◆ **Written problem**:
Output the data word for word, dropping every image.
** Start of Source records **
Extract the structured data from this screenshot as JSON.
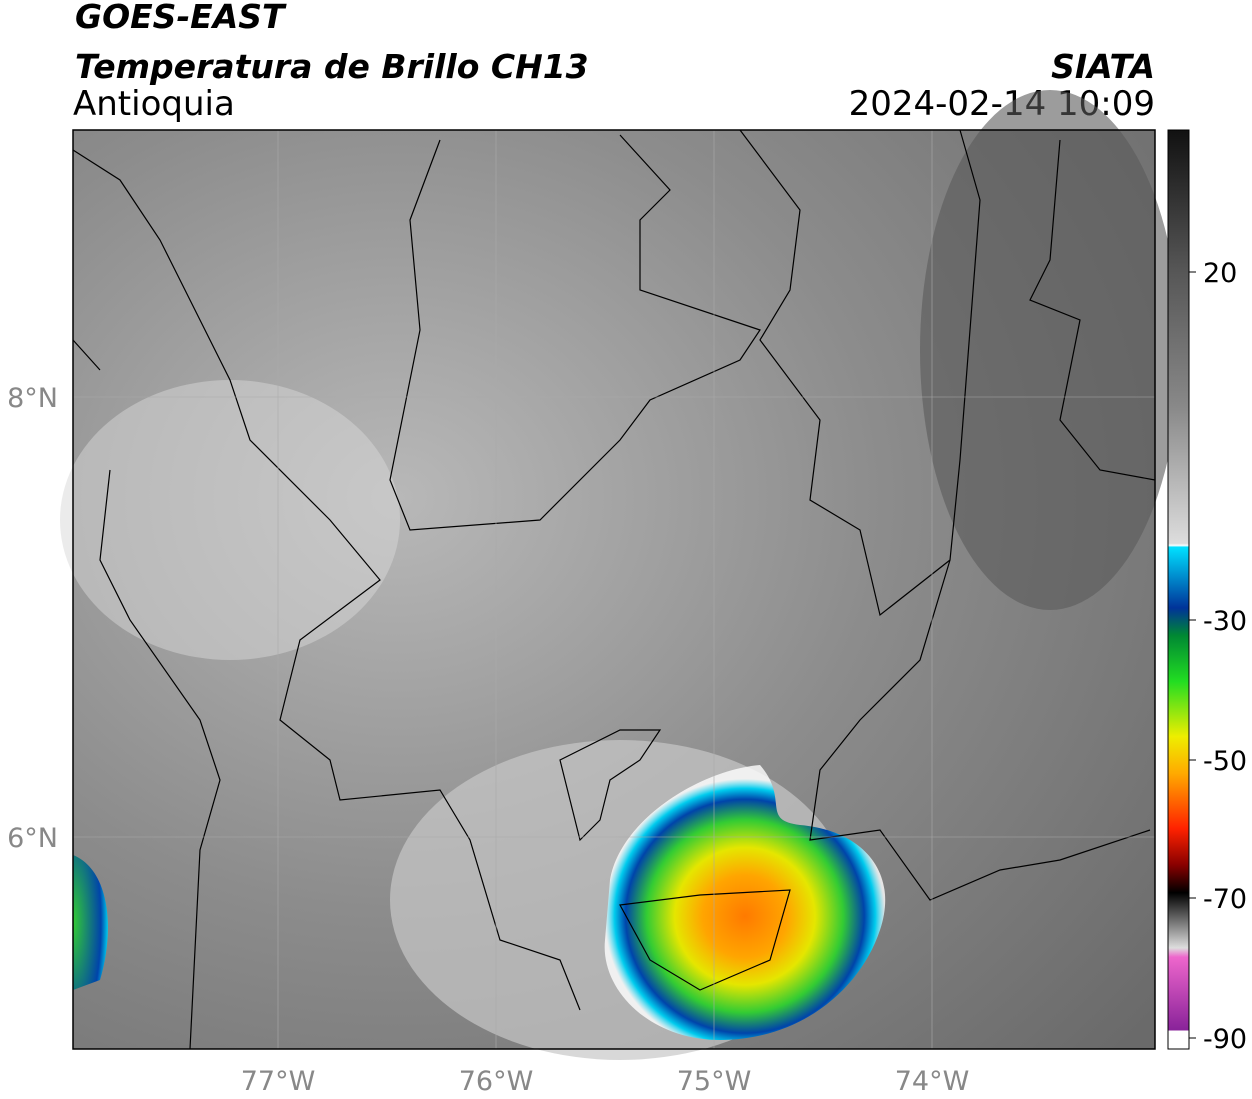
{
  "header": {
    "title": "GOES-EAST",
    "subtitle": "Temperatura de Brillo CH13",
    "region": "Antioquia",
    "source": "SIATA",
    "timestamp": "2024-02-14 10:09"
  },
  "map": {
    "lat_labels": [
      "8°N",
      "6°N"
    ],
    "lon_labels": [
      "77°W",
      "76°W",
      "75°W",
      "74°W"
    ]
  },
  "colorbar": {
    "ticks": [
      "20",
      "-30",
      "-50",
      "-70",
      "-90"
    ]
  }
}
** End of Source records **
◆ **Solution to this task**:
Extract the structured data from this screenshot as JSON.
{
  "header": {
    "title": "GOES-EAST",
    "subtitle": "Temperatura de Brillo CH13",
    "region": "Antioquia",
    "source": "SIATA",
    "timestamp": "2024-02-14 10:09"
  },
  "map": {
    "lat_labels": [
      "8°N",
      "6°N"
    ],
    "lon_labels": [
      "77°W",
      "76°W",
      "75°W",
      "74°W"
    ]
  },
  "colorbar": {
    "ticks": [
      "20",
      "-30",
      "-50",
      "-70",
      "-90"
    ]
  }
}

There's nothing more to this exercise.